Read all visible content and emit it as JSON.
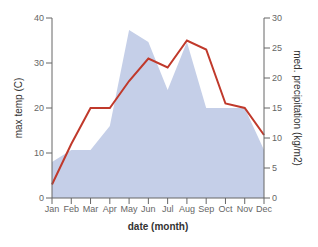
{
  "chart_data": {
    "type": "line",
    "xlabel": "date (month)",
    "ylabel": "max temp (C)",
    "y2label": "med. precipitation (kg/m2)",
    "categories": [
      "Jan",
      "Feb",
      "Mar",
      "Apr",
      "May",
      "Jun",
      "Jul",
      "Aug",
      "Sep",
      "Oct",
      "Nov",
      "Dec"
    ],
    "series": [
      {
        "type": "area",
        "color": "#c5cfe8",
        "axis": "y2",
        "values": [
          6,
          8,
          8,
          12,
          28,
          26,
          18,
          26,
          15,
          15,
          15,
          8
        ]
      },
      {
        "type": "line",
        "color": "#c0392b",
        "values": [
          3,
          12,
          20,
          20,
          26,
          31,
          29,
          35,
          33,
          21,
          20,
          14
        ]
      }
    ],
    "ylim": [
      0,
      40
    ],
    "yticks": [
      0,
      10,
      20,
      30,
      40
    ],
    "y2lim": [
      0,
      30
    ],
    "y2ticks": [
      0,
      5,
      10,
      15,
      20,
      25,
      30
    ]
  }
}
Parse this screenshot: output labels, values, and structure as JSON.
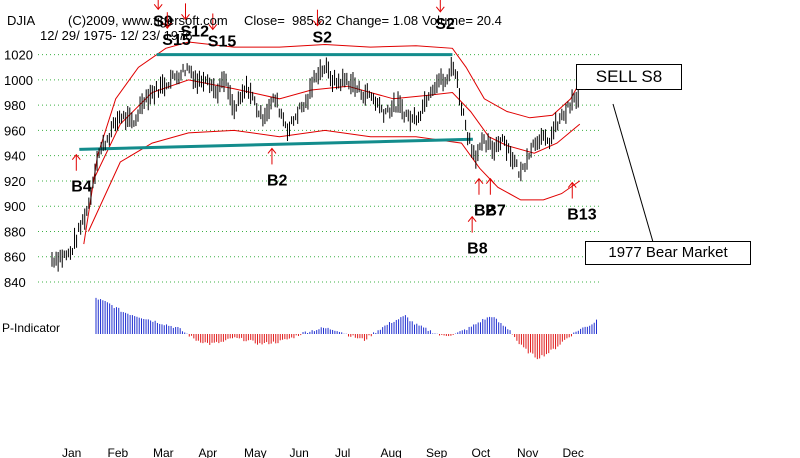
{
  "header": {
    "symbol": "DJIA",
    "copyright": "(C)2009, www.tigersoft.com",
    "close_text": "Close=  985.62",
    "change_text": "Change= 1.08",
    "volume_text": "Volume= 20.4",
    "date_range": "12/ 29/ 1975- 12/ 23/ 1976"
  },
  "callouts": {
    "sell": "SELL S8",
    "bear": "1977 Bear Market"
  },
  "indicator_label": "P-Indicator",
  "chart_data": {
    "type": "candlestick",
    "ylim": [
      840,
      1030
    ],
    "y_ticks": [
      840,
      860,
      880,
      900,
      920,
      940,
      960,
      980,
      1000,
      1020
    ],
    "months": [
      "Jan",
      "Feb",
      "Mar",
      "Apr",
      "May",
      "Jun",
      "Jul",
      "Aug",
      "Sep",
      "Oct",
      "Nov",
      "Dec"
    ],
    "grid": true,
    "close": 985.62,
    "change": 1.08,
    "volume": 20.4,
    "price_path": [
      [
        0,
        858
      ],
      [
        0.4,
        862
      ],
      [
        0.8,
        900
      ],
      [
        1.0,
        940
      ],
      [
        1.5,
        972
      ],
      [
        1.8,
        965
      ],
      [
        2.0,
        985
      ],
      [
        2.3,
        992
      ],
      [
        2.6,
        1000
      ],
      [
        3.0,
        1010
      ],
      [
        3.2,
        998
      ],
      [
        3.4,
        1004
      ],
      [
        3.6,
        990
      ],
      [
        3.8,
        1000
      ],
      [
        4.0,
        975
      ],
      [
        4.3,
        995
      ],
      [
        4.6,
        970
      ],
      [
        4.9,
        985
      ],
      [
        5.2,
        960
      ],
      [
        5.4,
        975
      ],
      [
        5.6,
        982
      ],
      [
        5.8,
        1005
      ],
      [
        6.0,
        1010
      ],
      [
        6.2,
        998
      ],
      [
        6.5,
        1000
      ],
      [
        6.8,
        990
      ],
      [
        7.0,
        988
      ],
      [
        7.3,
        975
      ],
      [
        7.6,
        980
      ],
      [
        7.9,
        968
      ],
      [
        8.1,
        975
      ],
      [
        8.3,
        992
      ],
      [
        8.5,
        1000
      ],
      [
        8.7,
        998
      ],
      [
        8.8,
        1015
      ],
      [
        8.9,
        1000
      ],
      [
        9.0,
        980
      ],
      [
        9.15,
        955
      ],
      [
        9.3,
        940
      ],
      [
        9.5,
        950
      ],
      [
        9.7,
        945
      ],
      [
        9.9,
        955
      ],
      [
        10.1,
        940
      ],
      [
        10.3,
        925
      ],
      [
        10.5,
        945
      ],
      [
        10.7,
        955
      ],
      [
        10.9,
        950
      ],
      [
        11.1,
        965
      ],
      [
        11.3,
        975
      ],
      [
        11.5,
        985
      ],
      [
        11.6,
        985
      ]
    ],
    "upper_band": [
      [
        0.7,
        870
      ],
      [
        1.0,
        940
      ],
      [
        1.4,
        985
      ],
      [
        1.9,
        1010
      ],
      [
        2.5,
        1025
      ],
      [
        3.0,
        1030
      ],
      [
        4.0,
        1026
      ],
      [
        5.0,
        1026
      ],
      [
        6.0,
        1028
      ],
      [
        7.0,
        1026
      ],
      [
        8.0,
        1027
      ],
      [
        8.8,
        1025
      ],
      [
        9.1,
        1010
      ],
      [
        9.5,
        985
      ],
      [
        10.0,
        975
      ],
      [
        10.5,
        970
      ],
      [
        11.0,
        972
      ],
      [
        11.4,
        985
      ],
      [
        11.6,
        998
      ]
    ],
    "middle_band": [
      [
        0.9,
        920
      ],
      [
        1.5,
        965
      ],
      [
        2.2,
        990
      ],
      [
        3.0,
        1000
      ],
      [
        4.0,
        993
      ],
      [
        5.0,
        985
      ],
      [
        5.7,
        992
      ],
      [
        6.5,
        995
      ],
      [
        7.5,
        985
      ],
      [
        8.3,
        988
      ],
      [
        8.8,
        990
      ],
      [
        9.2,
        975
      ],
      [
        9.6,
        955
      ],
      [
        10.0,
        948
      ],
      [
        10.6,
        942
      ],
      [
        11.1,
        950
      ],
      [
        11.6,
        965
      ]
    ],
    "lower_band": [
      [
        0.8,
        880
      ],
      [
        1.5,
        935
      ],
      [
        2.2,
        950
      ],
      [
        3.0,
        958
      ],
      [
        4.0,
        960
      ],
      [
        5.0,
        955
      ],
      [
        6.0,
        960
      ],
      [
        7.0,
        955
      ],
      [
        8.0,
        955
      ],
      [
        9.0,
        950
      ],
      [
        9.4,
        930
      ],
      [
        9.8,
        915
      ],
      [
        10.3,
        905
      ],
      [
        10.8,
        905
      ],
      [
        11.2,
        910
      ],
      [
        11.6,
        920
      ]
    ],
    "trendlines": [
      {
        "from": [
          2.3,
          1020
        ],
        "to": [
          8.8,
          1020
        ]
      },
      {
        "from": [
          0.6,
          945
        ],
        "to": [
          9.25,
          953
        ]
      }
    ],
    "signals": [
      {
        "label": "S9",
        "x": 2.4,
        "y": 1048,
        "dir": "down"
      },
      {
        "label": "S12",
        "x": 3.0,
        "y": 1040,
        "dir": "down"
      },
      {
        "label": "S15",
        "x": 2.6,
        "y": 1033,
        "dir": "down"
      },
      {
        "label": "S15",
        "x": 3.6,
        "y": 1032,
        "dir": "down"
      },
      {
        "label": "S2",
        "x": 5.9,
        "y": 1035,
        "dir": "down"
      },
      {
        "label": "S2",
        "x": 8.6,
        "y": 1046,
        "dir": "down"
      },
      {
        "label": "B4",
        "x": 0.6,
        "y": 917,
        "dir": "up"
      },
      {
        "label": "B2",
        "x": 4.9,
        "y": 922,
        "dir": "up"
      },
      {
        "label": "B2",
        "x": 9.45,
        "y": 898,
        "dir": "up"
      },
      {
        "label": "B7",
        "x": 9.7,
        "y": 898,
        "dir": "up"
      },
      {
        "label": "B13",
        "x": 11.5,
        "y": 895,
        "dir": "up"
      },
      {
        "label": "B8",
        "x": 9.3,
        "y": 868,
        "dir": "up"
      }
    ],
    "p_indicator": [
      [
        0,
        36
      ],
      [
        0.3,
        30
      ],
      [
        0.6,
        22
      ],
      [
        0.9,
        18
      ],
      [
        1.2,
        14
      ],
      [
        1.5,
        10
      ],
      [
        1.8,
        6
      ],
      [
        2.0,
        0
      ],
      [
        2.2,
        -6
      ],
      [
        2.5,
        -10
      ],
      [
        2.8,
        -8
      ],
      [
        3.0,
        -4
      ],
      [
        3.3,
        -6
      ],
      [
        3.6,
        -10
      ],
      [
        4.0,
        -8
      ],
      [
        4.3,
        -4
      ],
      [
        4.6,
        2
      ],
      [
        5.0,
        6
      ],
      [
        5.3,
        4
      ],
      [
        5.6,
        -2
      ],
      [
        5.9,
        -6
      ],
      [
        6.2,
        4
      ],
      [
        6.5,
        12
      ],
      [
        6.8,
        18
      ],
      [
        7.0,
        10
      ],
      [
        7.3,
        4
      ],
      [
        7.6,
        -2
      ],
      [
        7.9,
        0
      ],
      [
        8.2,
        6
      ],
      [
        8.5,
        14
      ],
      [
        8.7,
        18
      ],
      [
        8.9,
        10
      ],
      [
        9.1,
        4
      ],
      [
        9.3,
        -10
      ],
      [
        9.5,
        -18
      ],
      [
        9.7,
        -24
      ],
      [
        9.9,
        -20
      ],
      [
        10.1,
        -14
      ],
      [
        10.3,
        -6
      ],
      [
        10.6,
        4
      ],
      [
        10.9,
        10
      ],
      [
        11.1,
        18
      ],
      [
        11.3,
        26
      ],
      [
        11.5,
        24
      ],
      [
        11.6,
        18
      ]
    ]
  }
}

####################

● The exercise:
Say how many lines in the entries contain the string "type", and leave out everything else.

● Response:
4